[Raw records]
>>>

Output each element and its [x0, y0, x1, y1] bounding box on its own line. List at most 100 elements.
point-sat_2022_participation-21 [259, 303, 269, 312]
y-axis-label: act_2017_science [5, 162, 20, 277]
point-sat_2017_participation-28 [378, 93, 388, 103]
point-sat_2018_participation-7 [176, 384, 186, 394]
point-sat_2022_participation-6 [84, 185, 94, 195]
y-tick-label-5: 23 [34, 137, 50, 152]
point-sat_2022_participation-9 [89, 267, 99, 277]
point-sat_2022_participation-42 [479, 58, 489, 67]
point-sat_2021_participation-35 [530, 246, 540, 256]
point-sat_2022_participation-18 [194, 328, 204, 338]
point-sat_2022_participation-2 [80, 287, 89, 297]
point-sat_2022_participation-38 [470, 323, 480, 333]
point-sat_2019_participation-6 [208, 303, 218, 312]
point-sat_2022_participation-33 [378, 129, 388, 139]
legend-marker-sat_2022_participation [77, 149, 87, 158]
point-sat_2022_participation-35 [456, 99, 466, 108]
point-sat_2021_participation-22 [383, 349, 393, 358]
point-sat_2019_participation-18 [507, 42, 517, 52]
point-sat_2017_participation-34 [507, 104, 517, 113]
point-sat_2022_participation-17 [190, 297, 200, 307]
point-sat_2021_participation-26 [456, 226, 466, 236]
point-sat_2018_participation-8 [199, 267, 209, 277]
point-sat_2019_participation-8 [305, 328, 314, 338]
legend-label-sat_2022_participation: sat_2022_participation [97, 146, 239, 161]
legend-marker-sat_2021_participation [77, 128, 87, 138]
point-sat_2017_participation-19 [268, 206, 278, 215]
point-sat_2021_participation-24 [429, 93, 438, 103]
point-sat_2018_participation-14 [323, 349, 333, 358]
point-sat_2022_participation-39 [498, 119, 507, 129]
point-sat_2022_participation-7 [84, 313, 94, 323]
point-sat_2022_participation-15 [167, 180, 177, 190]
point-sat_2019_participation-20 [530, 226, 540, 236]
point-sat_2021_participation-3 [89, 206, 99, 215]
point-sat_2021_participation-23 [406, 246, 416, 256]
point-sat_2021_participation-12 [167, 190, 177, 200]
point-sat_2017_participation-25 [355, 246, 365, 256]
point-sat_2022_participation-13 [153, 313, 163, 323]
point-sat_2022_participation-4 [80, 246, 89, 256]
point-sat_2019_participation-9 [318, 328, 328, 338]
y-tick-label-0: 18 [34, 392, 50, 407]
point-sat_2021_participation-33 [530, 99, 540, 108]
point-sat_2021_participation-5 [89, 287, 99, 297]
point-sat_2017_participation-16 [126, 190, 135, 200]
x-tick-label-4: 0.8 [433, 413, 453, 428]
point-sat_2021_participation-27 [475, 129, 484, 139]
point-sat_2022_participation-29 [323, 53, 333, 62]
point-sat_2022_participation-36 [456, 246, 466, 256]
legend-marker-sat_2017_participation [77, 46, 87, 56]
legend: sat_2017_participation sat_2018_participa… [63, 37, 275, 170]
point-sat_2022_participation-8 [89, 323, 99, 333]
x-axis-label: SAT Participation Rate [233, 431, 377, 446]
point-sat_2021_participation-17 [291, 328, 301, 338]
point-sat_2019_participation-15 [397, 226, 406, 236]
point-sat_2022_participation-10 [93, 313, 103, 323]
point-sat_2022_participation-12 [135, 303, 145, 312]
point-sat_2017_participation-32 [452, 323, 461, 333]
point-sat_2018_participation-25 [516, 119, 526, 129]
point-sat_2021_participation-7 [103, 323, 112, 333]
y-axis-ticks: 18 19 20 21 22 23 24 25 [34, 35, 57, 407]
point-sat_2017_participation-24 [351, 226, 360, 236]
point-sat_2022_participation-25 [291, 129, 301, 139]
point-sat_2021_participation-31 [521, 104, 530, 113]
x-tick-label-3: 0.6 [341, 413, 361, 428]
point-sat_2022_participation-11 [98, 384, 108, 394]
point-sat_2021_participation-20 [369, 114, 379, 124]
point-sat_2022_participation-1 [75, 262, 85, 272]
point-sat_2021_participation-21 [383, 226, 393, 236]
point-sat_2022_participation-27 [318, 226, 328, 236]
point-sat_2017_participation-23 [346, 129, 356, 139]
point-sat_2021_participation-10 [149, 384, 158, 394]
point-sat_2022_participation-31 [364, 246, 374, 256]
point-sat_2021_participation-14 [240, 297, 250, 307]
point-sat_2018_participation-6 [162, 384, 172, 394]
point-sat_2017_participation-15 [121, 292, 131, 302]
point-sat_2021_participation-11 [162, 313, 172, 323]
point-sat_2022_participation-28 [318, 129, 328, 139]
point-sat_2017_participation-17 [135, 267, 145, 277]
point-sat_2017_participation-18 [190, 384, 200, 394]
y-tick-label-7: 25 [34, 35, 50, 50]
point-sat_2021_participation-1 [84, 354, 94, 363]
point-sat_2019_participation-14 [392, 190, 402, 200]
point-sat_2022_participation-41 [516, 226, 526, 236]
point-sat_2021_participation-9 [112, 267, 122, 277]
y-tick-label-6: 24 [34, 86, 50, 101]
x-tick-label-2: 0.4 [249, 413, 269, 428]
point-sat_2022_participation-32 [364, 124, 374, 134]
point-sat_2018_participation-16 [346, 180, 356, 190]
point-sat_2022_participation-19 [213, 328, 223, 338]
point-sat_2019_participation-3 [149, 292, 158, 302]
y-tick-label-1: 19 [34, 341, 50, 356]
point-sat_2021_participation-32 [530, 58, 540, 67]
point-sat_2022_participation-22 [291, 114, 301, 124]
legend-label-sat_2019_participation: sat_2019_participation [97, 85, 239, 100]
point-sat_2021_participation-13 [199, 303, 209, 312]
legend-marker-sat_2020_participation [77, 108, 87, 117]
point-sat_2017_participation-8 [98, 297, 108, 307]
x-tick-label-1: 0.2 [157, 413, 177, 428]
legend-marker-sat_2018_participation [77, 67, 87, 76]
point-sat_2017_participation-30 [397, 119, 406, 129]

<<<

§ **Task to complete**:
Reproduce the data above verbatim, starting with its first line and ending after the line that contains "point-sat_2022_participation-6 [84, 185, 94, 195]".

§ **Solution for this exercise**:
Output each element and its [x0, y0, x1, y1] bounding box on its own line. List at most 100 elements.
point-sat_2022_participation-21 [259, 303, 269, 312]
y-axis-label: act_2017_science [5, 162, 20, 277]
point-sat_2017_participation-28 [378, 93, 388, 103]
point-sat_2018_participation-7 [176, 384, 186, 394]
point-sat_2022_participation-6 [84, 185, 94, 195]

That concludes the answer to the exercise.